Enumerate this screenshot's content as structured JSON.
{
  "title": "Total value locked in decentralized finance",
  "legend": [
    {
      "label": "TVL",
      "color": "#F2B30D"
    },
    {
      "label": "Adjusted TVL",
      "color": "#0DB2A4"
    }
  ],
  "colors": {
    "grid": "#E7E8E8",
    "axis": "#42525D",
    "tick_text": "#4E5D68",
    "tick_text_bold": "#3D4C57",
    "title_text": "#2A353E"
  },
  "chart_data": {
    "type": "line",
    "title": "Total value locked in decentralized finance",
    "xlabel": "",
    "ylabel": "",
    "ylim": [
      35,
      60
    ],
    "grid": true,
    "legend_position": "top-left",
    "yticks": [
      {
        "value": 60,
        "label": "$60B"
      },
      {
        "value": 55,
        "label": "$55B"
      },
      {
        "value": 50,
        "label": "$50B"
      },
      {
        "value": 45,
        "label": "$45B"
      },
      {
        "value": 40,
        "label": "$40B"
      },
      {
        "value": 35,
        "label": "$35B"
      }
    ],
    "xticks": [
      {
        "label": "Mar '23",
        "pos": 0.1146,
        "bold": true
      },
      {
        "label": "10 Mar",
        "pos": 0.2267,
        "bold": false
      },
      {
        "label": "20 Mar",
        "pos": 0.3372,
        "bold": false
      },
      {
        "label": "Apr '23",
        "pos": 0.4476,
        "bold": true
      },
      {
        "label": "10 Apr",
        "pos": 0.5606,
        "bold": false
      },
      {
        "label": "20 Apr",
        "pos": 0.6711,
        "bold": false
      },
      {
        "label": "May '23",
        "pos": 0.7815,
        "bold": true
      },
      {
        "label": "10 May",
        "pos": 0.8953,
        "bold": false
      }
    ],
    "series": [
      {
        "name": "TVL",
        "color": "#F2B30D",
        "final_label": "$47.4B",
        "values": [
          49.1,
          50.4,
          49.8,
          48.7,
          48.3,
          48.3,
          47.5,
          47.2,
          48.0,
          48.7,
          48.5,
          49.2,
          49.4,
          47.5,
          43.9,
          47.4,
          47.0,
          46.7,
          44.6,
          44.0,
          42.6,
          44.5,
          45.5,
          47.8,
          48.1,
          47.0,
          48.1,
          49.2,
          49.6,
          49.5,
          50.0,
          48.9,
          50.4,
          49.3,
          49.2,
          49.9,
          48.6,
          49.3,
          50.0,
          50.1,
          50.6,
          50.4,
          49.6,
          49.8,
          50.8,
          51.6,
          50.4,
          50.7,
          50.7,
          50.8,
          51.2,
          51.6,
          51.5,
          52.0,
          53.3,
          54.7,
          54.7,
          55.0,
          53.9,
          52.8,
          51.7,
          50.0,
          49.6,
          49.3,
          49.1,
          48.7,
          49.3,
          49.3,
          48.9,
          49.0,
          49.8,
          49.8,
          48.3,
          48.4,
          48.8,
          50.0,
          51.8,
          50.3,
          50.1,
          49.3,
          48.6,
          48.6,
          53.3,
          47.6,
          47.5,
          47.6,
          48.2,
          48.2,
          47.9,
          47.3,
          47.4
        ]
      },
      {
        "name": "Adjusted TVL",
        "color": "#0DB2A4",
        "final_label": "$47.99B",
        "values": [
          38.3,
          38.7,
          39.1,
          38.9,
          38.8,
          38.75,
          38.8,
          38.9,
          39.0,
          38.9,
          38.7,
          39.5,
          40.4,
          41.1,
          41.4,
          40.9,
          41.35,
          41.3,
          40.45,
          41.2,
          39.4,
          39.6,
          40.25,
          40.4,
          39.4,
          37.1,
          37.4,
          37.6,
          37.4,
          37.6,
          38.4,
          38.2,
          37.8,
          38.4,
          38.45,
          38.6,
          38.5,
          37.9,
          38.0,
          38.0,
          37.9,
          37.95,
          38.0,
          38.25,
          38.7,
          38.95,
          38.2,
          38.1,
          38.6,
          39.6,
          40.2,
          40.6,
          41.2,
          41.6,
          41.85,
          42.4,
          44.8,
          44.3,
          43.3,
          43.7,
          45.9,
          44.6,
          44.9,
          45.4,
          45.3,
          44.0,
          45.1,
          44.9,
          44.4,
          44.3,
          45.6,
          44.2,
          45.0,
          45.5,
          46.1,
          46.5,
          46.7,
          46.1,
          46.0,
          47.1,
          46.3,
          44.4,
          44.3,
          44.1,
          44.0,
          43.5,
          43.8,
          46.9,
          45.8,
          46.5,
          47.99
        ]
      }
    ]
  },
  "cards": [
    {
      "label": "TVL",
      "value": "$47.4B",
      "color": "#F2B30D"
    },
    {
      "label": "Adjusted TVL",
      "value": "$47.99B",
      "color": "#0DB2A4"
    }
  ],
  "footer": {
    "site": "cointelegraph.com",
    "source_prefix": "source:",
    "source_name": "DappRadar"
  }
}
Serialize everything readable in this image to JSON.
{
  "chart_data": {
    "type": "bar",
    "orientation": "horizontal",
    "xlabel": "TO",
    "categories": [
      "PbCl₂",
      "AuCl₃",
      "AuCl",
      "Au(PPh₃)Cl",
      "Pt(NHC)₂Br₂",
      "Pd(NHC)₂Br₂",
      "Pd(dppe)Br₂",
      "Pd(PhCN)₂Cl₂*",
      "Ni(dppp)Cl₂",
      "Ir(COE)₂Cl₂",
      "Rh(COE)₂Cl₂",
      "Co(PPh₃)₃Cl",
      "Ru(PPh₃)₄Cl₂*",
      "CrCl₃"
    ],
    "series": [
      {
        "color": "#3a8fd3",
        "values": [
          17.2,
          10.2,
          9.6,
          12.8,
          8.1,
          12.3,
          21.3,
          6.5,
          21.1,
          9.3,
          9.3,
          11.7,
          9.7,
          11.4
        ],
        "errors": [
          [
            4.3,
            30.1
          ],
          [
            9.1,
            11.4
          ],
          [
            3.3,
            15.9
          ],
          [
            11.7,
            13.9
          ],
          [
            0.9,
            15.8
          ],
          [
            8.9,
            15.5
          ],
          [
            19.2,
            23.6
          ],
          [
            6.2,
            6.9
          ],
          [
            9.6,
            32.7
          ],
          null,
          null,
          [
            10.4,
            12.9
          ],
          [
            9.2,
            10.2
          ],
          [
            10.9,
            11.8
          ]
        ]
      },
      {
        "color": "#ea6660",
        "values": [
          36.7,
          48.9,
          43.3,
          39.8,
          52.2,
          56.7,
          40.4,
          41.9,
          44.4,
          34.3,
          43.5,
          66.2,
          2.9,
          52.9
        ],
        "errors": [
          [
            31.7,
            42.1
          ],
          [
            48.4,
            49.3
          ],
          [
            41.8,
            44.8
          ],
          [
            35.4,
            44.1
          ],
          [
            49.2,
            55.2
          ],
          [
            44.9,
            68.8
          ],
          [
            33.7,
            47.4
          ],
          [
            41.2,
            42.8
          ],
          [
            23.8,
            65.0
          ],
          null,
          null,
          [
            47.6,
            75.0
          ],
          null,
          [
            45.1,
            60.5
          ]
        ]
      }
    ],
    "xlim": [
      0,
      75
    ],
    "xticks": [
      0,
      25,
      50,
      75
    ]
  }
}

+++++

### AIM OF THE TASK
Count how many lines of the material hold the string "Total". Give the number and nothing more.

### EXERCISE ANSWER
2